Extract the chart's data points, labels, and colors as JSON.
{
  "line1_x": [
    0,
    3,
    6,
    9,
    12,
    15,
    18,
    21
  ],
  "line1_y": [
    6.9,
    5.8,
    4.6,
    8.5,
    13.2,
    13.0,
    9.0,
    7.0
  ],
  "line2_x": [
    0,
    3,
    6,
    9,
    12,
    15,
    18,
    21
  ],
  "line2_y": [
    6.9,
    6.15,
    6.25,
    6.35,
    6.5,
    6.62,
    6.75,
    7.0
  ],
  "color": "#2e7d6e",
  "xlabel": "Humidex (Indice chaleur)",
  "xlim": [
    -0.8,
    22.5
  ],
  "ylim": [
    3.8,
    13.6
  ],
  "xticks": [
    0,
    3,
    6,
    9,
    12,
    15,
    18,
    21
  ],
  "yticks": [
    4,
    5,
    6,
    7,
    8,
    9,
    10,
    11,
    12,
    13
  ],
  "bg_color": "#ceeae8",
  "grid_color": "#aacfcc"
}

Problem details:
Produce an exact copy of all the records.

Output for this task:
Extract the chart's data points, labels, and colors as JSON.
{
  "line1_x": [
    0,
    3,
    6,
    9,
    12,
    15,
    18,
    21
  ],
  "line1_y": [
    6.9,
    5.8,
    4.6,
    8.5,
    13.2,
    13.0,
    9.0,
    7.0
  ],
  "line2_x": [
    0,
    3,
    6,
    9,
    12,
    15,
    18,
    21
  ],
  "line2_y": [
    6.9,
    6.15,
    6.25,
    6.35,
    6.5,
    6.62,
    6.75,
    7.0
  ],
  "color": "#2e7d6e",
  "xlabel": "Humidex (Indice chaleur)",
  "xlim": [
    -0.8,
    22.5
  ],
  "ylim": [
    3.8,
    13.6
  ],
  "xticks": [
    0,
    3,
    6,
    9,
    12,
    15,
    18,
    21
  ],
  "yticks": [
    4,
    5,
    6,
    7,
    8,
    9,
    10,
    11,
    12,
    13
  ],
  "bg_color": "#ceeae8",
  "grid_color": "#aacfcc"
}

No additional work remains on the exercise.